> **Required work**
a) Can you retype the internal consistency passage word for word, starting with "It is noted" and going on through "of five offset conditions."?
b) How would you extend the internal consistency passage past its final sentence?

The present study aims at investigating the effects of score distribution on classical and modern estimates of internal consistency. Data sets are simulated that differ for the skewness of the score distribution. Classical and modern measures are expected to be substantially the same when the score distribution is symmetric, whereas they are expected to differ more and more with the increasing of the skewness of the score distribution. This study largely resembles that described by Linacre (1997). The author has only dealt with the dichotomous case and generated a single data set for each skewness condition. In the present study, both the dichotomous and polytomous cases are considered, and multiple data sets are generated for each skewness condition.

Data Simulation

All the data sets simulated in this study consist of the responses of 100 individuals to tests with 30 items. The polytomous data sets were simulated considering items with four response categories. Different skewed score distributions were obtained using the following three-step procedure:

1. A total of 30 true item measures were randomly drawn from a uniform distribution defined on the interval [−3, 3]. When simulating the polytomous data, three true thresholds were randomly simulated (i.e., the threshold between responses 1 and 2, that between 2 and 3, and that between 3 and 4) that were increasingly ordered and equally distant from each other. A total of 100 true person measures were randomly drawn from a standard normal distribution. This construction results in a sample of simulated respondents that is targeted on the test. This condition is denoted with offset = 0.

2. Four mistargeted samples were obtained by adding one, two, three, or four logits to the true person measures drawn in Step 1 (the logits are the measurement units constructed by Rasch models; Wright, 1993). These conditions are denoted with offset = 1, 2, 3, and 4.

3. Data sets were simulated for each of the five offset conditions. The dichotomous data sets were simulated using the SLM (Rasch, 1960), whereas the polytomous data sets were simulated using the RSM (Andrich, 1978).

It is noted in passing that the use of a uniform distribution for the item measures is a common choice (Linacre, 2007), and depicts the condition of tests measuring the different latent trait levels with the same precision. The use of thresholds that are increasingly ordered and equally distant depicts the condition of a well-functioning response scale (i.e., the response options are equally relevant and their choice appropriately reflects respondents’ latent trait levels).

The aforementioned three-step procedure was repeated 100 times. Thus, 100 data sets were simulated for each of five offset conditions.

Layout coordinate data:

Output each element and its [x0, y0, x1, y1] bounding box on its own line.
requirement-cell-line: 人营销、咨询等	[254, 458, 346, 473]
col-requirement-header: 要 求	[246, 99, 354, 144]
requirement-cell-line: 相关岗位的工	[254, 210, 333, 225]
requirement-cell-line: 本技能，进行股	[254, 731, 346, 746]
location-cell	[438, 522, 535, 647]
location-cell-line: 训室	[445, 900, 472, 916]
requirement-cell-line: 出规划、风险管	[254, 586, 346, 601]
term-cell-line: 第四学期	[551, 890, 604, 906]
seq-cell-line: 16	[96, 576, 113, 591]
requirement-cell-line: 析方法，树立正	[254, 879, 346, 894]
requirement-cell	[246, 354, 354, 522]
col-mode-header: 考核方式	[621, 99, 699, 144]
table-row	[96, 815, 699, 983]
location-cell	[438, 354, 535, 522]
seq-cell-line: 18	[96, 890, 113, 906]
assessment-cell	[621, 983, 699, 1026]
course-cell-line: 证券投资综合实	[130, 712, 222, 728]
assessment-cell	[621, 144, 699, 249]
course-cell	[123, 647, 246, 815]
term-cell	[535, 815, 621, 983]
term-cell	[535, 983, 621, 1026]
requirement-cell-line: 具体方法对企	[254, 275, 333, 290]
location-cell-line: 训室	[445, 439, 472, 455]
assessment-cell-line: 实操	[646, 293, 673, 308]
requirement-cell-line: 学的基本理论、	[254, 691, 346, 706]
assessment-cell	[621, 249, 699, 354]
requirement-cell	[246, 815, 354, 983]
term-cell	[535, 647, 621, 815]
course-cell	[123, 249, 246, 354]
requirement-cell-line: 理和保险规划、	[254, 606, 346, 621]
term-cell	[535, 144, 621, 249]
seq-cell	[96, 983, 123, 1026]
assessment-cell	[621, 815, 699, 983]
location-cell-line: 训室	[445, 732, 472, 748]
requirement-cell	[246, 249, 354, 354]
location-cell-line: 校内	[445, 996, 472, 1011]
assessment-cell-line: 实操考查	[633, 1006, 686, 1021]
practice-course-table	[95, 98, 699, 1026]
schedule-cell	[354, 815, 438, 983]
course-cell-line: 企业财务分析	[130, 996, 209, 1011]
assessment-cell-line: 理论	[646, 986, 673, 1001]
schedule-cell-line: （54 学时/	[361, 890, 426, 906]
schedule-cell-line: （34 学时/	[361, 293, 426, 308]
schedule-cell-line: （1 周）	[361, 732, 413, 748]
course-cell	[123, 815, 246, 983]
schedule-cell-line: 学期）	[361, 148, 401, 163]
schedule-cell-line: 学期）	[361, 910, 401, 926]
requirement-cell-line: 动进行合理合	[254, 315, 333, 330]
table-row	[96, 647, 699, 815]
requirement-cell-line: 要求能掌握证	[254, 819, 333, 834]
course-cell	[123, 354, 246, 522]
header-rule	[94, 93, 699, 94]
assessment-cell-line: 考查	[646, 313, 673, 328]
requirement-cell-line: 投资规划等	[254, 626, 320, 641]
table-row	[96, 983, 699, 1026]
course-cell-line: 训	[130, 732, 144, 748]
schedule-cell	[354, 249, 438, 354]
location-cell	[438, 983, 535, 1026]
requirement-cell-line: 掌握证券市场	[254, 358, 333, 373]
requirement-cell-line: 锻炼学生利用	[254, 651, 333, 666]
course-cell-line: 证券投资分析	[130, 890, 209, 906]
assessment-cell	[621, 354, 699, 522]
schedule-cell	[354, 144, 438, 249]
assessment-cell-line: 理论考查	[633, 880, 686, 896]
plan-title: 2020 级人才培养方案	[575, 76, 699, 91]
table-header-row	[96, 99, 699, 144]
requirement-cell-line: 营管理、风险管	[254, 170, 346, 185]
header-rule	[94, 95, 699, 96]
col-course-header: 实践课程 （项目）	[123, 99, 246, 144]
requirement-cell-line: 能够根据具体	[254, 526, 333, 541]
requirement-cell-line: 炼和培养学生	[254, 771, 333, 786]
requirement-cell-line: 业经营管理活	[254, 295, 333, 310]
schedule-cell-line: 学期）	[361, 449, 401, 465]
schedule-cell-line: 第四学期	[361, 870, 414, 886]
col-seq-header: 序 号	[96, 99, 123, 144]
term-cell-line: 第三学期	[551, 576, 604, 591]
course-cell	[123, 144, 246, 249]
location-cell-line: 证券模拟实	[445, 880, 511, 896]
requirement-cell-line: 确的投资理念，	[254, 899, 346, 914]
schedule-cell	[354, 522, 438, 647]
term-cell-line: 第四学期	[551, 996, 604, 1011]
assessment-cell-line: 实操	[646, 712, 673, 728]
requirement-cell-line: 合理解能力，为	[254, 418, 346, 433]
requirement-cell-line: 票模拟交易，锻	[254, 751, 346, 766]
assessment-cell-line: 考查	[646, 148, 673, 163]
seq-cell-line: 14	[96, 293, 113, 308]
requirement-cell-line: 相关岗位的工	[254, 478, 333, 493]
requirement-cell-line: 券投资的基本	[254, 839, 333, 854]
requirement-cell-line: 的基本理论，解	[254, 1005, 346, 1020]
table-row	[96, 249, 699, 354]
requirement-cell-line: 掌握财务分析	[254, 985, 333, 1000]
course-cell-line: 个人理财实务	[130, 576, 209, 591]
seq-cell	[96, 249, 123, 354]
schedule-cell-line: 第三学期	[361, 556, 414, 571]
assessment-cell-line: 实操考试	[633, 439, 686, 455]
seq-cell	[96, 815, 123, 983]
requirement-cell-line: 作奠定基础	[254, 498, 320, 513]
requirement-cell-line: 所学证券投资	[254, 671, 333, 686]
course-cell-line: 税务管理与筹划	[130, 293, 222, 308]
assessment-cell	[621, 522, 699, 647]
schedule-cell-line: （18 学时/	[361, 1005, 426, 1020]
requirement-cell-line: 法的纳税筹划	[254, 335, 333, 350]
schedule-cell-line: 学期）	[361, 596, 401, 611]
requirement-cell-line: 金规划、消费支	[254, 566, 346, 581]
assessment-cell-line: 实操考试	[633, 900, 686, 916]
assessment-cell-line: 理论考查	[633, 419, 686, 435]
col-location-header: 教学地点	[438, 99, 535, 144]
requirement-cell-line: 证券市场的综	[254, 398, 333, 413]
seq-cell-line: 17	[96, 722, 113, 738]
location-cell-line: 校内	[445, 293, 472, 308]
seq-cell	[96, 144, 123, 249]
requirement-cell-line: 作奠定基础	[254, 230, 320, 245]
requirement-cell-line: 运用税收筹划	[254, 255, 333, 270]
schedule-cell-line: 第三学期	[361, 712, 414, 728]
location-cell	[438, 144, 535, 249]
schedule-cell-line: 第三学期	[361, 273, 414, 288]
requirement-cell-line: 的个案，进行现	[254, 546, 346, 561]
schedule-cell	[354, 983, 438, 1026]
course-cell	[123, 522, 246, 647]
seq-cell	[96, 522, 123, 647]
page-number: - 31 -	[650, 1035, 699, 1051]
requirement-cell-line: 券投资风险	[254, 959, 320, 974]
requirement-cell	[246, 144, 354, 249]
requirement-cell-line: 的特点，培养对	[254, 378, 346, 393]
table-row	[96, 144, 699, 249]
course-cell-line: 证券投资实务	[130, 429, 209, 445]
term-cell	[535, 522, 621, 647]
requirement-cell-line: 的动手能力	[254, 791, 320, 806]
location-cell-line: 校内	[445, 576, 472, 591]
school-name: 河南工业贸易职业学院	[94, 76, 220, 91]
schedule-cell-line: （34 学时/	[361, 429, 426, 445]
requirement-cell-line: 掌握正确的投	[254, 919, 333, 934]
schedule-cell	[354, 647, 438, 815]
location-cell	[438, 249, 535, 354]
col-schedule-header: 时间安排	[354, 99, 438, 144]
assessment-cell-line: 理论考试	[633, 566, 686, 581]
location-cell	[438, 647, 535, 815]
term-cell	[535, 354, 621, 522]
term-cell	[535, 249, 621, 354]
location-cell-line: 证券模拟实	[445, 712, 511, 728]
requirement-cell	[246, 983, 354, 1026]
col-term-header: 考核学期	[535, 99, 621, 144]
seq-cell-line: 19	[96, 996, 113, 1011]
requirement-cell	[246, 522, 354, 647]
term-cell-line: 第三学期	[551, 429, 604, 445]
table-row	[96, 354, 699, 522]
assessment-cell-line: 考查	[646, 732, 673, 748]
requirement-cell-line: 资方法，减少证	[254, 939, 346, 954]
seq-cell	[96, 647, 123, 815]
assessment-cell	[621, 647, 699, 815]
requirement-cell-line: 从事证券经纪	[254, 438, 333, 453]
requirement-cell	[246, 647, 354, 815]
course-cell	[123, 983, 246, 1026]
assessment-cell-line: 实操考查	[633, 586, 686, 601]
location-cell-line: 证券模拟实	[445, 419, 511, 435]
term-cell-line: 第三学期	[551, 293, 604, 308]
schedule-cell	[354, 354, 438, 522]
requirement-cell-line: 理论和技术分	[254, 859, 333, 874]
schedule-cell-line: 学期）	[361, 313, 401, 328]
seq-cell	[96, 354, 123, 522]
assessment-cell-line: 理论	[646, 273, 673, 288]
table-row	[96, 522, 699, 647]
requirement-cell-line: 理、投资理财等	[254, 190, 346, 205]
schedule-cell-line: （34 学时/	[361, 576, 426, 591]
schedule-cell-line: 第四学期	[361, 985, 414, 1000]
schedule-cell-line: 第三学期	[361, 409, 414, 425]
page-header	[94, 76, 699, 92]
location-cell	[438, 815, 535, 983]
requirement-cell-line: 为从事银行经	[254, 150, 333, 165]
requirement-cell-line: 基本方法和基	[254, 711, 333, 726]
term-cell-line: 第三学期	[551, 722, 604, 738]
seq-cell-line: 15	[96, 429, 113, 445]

> **Answers for the exercise**
a)
It is noted in passing that the use of a uniform distribution for the item measures is a common choice (Linacre, 2007), and depicts the condition of tests measuring the different latent trait levels with the same precision. The use of thresholds that are increasingly ordered and equally distant depicts the condition of a well-functioning response scale (i.e., the response options are equally relevant and their choice appropriately reflects respondents’ latent trait levels).

The aforementioned three-step procedure was repeated 100 times. Thus, 100 data sets were simulated for each of five offset conditions.

b)
Results

Results considering the tests with dichotomous items are considered first. For each of the five offset conditions, Figure 1 displays the score distribution, averaged across the 100 data sets simulated for that condition. When offset = 0 (i.e., the sample is targeted on the test), the score distribution resembles the distribution of person measures. Contrariwise, as offset increases (i.e., the samples are less and less targeted on the tests), the score distributions are more skewed, with high scores becoming more and more frequent. Ceiling effects are observed when offset is 3 or 4. It is worth noting that, in the five offset conditions, the underlying distribution of person measures is always the normal distribution.

FIGURE 1

Figure 1. Score distributions for each of the five offset conditions in the tests with dichotomous items.

Figure 2 plots average internal consistency (and standard deviation) for each of the five offset conditions. There are three lines in the figure. The solid line and the dashed line represent KR20 and R, respectively. The dotted line represents the true-measure-based internal consistency (TMBIC), which is a Rasch measure of internal consistency computed directly from the true person and item measures, without data. In the computation of TMBIC, the true variance is the variance of the true person measures, whereas the SEs that are necessary to obtain the error variance are derived from the true person and item measures). TMBIC is taken to be the maximum possible internal consistency under the Rasch model (Linacre, 1997).

FIGURE 2

Figure 2. Average internal consistency (and standard deviation) for each of the five offset conditions in the tests with dichotomous items. The solid line represents KR20, the dashed line represents R, the dotted line represents the true-measure-based internal consistency (TMBIC).

When offset = 0, KR20 and R are virtually the same (M_KR₂₀ = M_R = 0.81; SD_KR₂₀ = SD_R = 0.03). Both the measures of internal consistency decrease with the increasing of offset, with R decreasing to a larger extent. With offset = 3, KR20 suggests that internal consistency is acceptable (M = 0.71, SD = 0.04), whereas R does not (M = 0.55, SD = 0.05). KR20 is larger than TMBIC, whereas R is smaller.

Also in the tests with polytomous items, the score distributions become more and more skewed with the increasing of offset. Figure 3 plots α (solid line), R (dashed line), and TMBIC (dotted line) against the five offset conditions. As for the dichotomous tests, the two measures of internal consistency decrease with the increasing of offset. The two measures are largely the same when offset ≤ 2, whereas they differ when offset is 3 or 4. When offset = 4, α suggests that internal consistency is acceptable (M = 0.79, SD = 0.05), whereas R does not (M = 0.51, SD = 0.08). In addition, α is larger than TMBIC, whereas R is smaller. Offset being the same, internal consistency is larger in the polytomous tests than in the dichotomous tests. This result is due to the fact that, the number items being equal, internal consistency increases with the number of response categories (Lozano et al., 2008).

FIGURE 3

Figure 3. Average internal consistency (and standard deviation) for each of the five offset conditions in the tests with polytomous items. The solid line represents α, the dashed line represents R, the dotted line represents the true-measure-based internal consistency (TMBIC).

Brief Discussion

When the score distributions are substantially symmetric, classical and modern estimates of internal consistency are largely the same. In the case of a symmetric score distribution, the error variance estimated by KR20 and α largely resembles that resulting from R. Moreover, in the middle of the score domain, the relationship between scores and measures is approximately linear. Thus, when the largest part of the scores belongs to this central region (as it is in a symmetric score distribution), the observed variance obtained from scores is similar to that obtained from measures.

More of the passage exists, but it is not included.